Work required
Output every entry exactly, from the first line to the last.

Exercise input
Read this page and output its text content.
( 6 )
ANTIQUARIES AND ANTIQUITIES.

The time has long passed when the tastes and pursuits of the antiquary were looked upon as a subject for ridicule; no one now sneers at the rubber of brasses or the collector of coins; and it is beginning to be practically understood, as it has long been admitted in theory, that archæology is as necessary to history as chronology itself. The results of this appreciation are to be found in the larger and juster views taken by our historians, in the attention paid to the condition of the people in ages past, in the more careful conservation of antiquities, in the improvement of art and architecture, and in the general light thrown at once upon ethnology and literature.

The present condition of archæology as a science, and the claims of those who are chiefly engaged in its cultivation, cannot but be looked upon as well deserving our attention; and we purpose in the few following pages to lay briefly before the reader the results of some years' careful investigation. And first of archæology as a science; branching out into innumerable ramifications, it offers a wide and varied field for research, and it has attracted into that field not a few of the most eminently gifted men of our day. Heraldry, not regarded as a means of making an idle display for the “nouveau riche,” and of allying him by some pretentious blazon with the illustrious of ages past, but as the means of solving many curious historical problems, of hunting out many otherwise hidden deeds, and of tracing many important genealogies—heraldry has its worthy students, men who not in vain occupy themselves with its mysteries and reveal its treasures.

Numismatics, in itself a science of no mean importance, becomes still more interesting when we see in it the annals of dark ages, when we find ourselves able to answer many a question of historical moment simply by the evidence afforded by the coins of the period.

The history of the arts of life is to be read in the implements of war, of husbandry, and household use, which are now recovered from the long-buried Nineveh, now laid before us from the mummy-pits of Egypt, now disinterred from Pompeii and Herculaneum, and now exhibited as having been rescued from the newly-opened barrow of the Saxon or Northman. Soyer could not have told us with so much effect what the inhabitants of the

The response
Read this page and output its text content.
( 6 )
ANTIQUARIES AND ANTIQUITIES.

The time has long passed when the tastes and pursuits of the antiquary were looked upon as a subject for ridicule; no one now sneers at the rubber of brasses or the collector of coins; and it is beginning to be practically understood, as it has long been admitted in theory, that archæology is as necessary to history as chronology itself. The results of this appreciation are to be found in the larger and juster views taken by our historians, in the attention paid to the condition of the people in ages past, in the more careful conservation of antiquities, in the improvement of art and architecture, and in the general light thrown at once upon ethnology and literature.

The present condition of archæology as a science, and the claims of those who are chiefly engaged in its cultivation, cannot but be looked upon as well deserving our attention; and we purpose in the few following pages to lay briefly before the reader the results of some years' careful investigation. And first of archæology as a science; branching out into innumerable ramifications, it offers a wide and varied field for research, and it has attracted into that field not a few of the most eminently gifted men of our day. Heraldry, not regarded as a means of making an idle display for the “nouveau riche,” and of allying him by some pretentious blazon with the illustrious of ages past, but as the means of solving many curious historical problems, of hunting out many otherwise hidden deeds, and of tracing many important genealogies—heraldry has its worthy students, men who not in vain occupy themselves with its mysteries and reveal its treasures.

Numismatics, in itself a science of no mean importance, becomes still more interesting when we see in it the annals of dark ages, when we find ourselves able to answer many a question of historical moment simply by the evidence afforded by the coins of the period.

The history of the arts of life is to be read in the implements of war, of husbandry, and household use, which are now recovered from the long-buried Nineveh, now laid before us from the mummy-pits of Egypt, now disinterred from Pompeii and Herculaneum, and now exhibited as having been rescued from the newly-opened barrow of the Saxon or Northman. Soyer could not have told us with so much effect what the inhabitants of the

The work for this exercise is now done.